◆ **Given exercise**
Output the material below in full, exactly as it is.
-----
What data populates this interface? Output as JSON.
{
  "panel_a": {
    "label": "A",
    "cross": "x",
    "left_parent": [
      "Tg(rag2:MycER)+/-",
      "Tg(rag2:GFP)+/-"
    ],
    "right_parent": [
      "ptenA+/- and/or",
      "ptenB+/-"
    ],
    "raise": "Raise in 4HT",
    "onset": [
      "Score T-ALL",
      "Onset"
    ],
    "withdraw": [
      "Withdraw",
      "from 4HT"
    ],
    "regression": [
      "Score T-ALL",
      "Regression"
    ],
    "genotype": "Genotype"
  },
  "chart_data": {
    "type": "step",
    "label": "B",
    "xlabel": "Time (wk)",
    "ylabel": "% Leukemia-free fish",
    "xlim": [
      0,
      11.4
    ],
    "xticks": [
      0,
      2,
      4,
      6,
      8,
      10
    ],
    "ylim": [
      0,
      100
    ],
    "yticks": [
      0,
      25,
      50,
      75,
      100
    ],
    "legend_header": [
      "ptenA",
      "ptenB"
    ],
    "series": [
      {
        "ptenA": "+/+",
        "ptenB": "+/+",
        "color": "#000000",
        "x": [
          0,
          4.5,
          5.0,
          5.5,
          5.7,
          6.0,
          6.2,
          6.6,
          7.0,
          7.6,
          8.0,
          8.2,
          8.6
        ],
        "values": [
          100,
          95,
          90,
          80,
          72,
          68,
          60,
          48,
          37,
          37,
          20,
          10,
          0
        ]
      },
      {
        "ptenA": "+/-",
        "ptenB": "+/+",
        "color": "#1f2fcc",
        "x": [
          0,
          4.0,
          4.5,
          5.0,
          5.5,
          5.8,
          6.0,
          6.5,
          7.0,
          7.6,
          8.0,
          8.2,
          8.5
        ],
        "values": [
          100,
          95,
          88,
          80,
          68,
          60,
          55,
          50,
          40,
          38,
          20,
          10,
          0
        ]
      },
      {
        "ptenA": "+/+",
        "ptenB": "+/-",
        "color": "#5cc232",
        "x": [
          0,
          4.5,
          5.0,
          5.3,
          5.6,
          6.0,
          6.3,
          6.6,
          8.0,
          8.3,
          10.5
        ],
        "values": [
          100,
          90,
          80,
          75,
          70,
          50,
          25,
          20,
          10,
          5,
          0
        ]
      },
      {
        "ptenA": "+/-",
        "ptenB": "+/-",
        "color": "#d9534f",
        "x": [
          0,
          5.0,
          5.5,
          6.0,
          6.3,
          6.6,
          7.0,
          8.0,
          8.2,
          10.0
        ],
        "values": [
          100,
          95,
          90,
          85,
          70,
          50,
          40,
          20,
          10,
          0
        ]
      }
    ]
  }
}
-----
◆ **Written reply**
What data populates this interface? Output as JSON.
{
  "panel_a": {
    "label": "A",
    "cross": "x",
    "left_parent": [
      "Tg(rag2:MycER)+/-",
      "Tg(rag2:GFP)+/-"
    ],
    "right_parent": [
      "ptenA+/- and/or",
      "ptenB+/-"
    ],
    "raise": "Raise in 4HT",
    "onset": [
      "Score T-ALL",
      "Onset"
    ],
    "withdraw": [
      "Withdraw",
      "from 4HT"
    ],
    "regression": [
      "Score T-ALL",
      "Regression"
    ],
    "genotype": "Genotype"
  },
  "chart_data": {
    "type": "step",
    "label": "B",
    "xlabel": "Time (wk)",
    "ylabel": "% Leukemia-free fish",
    "xlim": [
      0,
      11.4
    ],
    "xticks": [
      0,
      2,
      4,
      6,
      8,
      10
    ],
    "ylim": [
      0,
      100
    ],
    "yticks": [
      0,
      25,
      50,
      75,
      100
    ],
    "legend_header": [
      "ptenA",
      "ptenB"
    ],
    "series": [
      {
        "ptenA": "+/+",
        "ptenB": "+/+",
        "color": "#000000",
        "x": [
          0,
          4.5,
          5.0,
          5.5,
          5.7,
          6.0,
          6.2,
          6.6,
          7.0,
          7.6,
          8.0,
          8.2,
          8.6
        ],
        "values": [
          100,
          95,
          90,
          80,
          72,
          68,
          60,
          48,
          37,
          37,
          20,
          10,
          0
        ]
      },
      {
        "ptenA": "+/-",
        "ptenB": "+/+",
        "color": "#1f2fcc",
        "x": [
          0,
          4.0,
          4.5,
          5.0,
          5.5,
          5.8,
          6.0,
          6.5,
          7.0,
          7.6,
          8.0,
          8.2,
          8.5
        ],
        "values": [
          100,
          95,
          88,
          80,
          68,
          60,
          55,
          50,
          40,
          38,
          20,
          10,
          0
        ]
      },
      {
        "ptenA": "+/+",
        "ptenB": "+/-",
        "color": "#5cc232",
        "x": [
          0,
          4.5,
          5.0,
          5.3,
          5.6,
          6.0,
          6.3,
          6.6,
          8.0,
          8.3,
          10.5
        ],
        "values": [
          100,
          90,
          80,
          75,
          70,
          50,
          25,
          20,
          10,
          5,
          0
        ]
      },
      {
        "ptenA": "+/-",
        "ptenB": "+/-",
        "color": "#d9534f",
        "x": [
          0,
          5.0,
          5.5,
          6.0,
          6.3,
          6.6,
          7.0,
          8.0,
          8.2,
          10.0
        ],
        "values": [
          100,
          95,
          90,
          85,
          70,
          50,
          40,
          20,
          10,
          0
        ]
      }
    ]
  }
}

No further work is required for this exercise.